— START EXTRACT PROVIDED —

GitHub - tabulapdf/tabula-java: Extract tables from PDF files (original) (raw)
tabula-java is a library for extracting tables from PDF files — it is the table extraction engine that powers Tabula (repo). You can use tabula-java as a command-line tool to programmatically extract tables from PDFs.
© 2014-2020 Manuel Aristarán. Available under MIT License. See LICENSE.
Download
Download a version of the tabula-java's jar, with all dependencies included, that works on Mac, Windows and Linux from our releases page.
Commandline Usage Examples
tabula-java provides a command line application:
$ java -jar target/tabula-1.0.5-jar-with-dependencies.jar --help
usage: tabula [-a <AREA>] [-b <DIRECTORY>] [-c <COLUMNS>] [-f <FORMAT>]
[-g] [-h] [-i] [-l] [-n] [-o <OUTFILE>] [-p <PAGES>] [-r] [-s
<PASSWORD>] [-t] [-u] [-v]
Tabula helps you extract tables from PDFs
-a,--area <AREA> -a/--area = Portion of the page to analyze.
Example: --area 269.875,12.75,790.5,561.
Accepts top,left,bottom,right i.e. y1,x1,y2,x2
where all values are in points relative to the
top left corner. If all values are between
0-100 (inclusive) and preceded by '%', input
will be taken as % of actual height or width
of the page. Example: --area %0,0,100,50. To
specify multiple areas, -a option should be
repeated. Default is entire page
-b,--batch <DIRECTORY> Convert all .pdfs in the provided directory.
-c,--columns <COLUMNS> X coordinates of column boundaries. Example
--columns 10.1,20.2,30.3. If all values are
between 0-100 (inclusive) and preceded by '%',
input will be taken as % of actual width of
the page. Example: --columns %25,50,80.6
-f,--format <FORMAT> Output format: (CSV,TSV,JSON). Default: CSV
-g,--guess Guess the portion of the page to analyze per
page.

— END EXTRACT PROVIDED —
— START SUPPLIED INFORMATION —

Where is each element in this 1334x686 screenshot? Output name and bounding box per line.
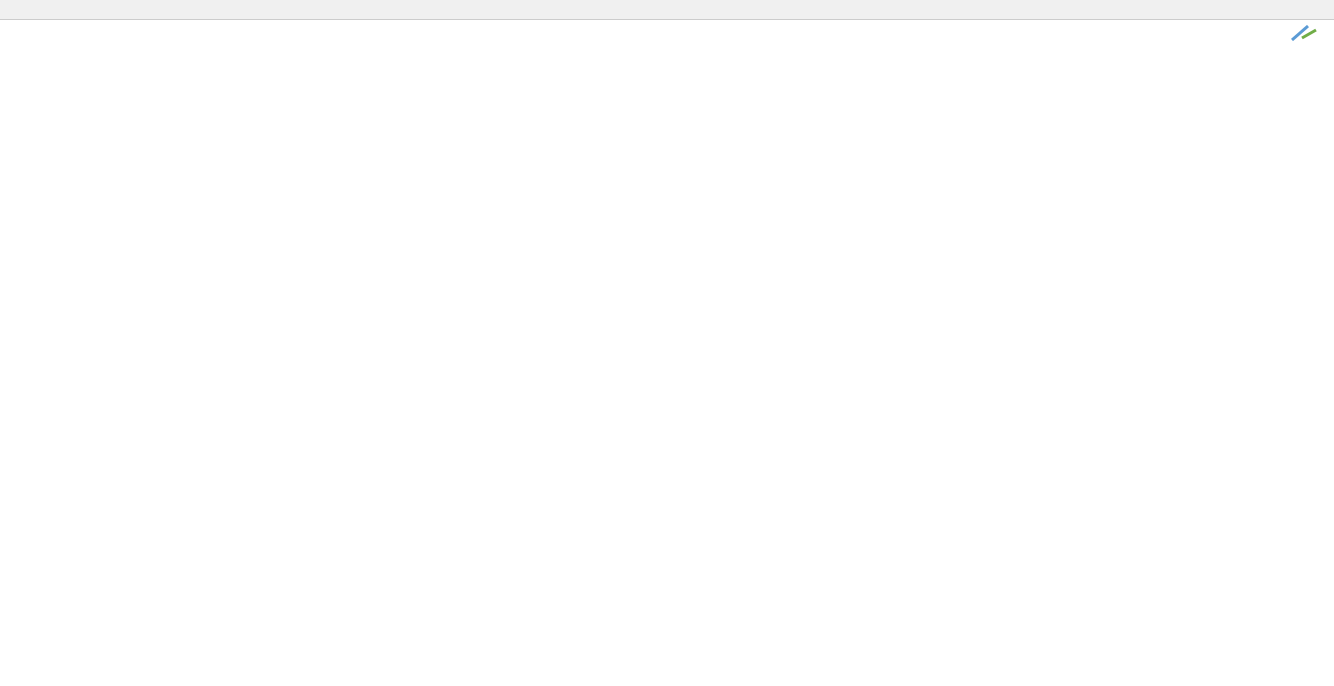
page-title xyxy=(30,20,1334,54)
brand-logo xyxy=(1284,24,1318,42)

— END SUPPLIED INFORMATION —

TASKS AND EXERCISES:
(A) According to the tabula-java page, what output format does the tool use by default?
(B) Reproduce the passage of the tabula-java page word for word, starting at "tabula-java is a" and ending at "our releases page.".

RESULTS IN ORDER:
(A) CSV

(B)
tabula-java is a library for extracting tables from PDF files — it is the table extraction engine that powers Tabula (repo). You can use tabula-java as a command-line tool to programmatically extract tables from PDFs.
© 2014-2020 Manuel Aristarán. Available under MIT License. See LICENSE.
Download
Download a version of the tabula-java's jar, with all dependencies included, that works on Mac, Windows and Linux from our releases page.